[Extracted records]
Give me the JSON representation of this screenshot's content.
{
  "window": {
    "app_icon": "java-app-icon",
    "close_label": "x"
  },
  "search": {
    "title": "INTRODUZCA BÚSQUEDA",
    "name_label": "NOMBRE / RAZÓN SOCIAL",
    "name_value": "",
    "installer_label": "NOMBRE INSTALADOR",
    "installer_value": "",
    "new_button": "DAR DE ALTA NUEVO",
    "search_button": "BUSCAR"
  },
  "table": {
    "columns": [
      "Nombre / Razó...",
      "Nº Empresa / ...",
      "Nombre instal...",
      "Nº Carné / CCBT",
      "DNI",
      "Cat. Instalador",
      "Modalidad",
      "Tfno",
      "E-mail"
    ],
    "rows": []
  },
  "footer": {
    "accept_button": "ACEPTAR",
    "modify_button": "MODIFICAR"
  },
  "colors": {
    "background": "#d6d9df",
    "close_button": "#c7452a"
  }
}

...

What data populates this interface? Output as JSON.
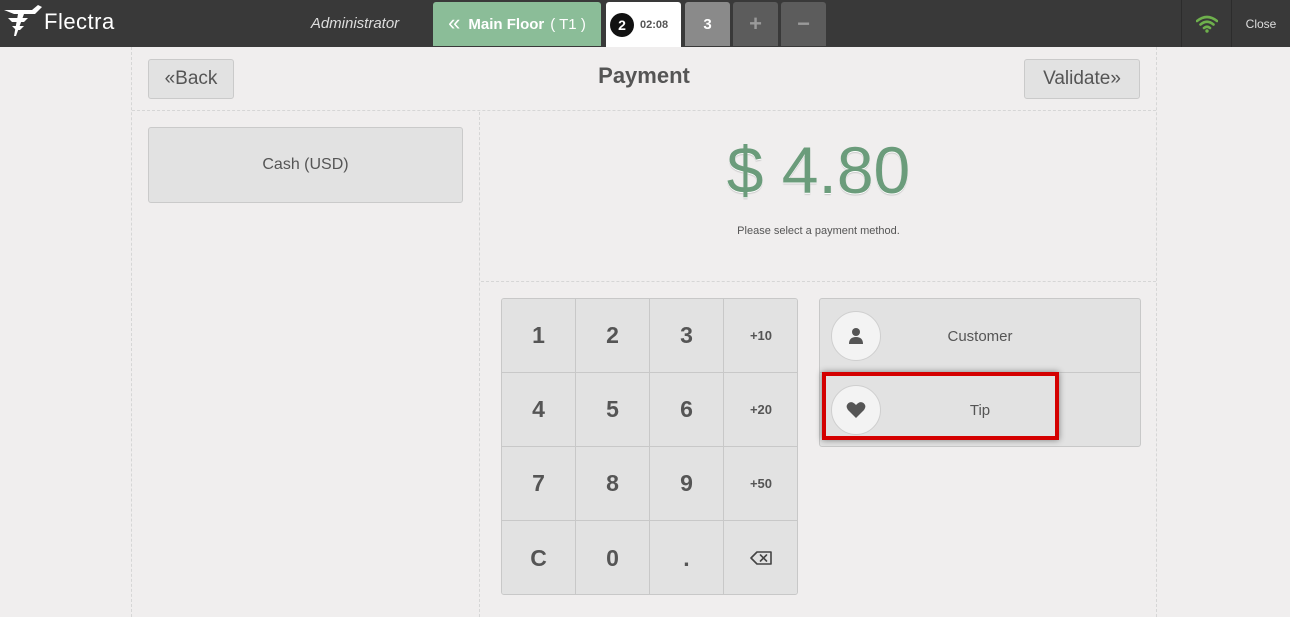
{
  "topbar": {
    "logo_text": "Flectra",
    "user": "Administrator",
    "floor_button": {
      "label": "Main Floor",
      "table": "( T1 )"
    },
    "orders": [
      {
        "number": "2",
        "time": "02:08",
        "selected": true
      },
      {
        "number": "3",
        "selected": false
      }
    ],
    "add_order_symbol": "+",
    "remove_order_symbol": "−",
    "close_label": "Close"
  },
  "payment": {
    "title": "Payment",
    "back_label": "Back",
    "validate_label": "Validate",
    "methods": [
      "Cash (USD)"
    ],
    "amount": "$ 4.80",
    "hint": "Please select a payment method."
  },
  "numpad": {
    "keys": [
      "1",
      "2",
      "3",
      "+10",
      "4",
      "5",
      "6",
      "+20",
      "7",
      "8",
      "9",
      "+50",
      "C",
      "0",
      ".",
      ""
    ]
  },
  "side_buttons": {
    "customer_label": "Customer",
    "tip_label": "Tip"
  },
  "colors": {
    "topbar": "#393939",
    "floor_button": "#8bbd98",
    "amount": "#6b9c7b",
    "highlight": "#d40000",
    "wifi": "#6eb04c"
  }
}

- _Task directions_:
Point out every line holding the string "this" and copy it.

- _Written solution_:
Give me the JSON representation of this screenshot's content.
What data populates this interface? Output as JSON.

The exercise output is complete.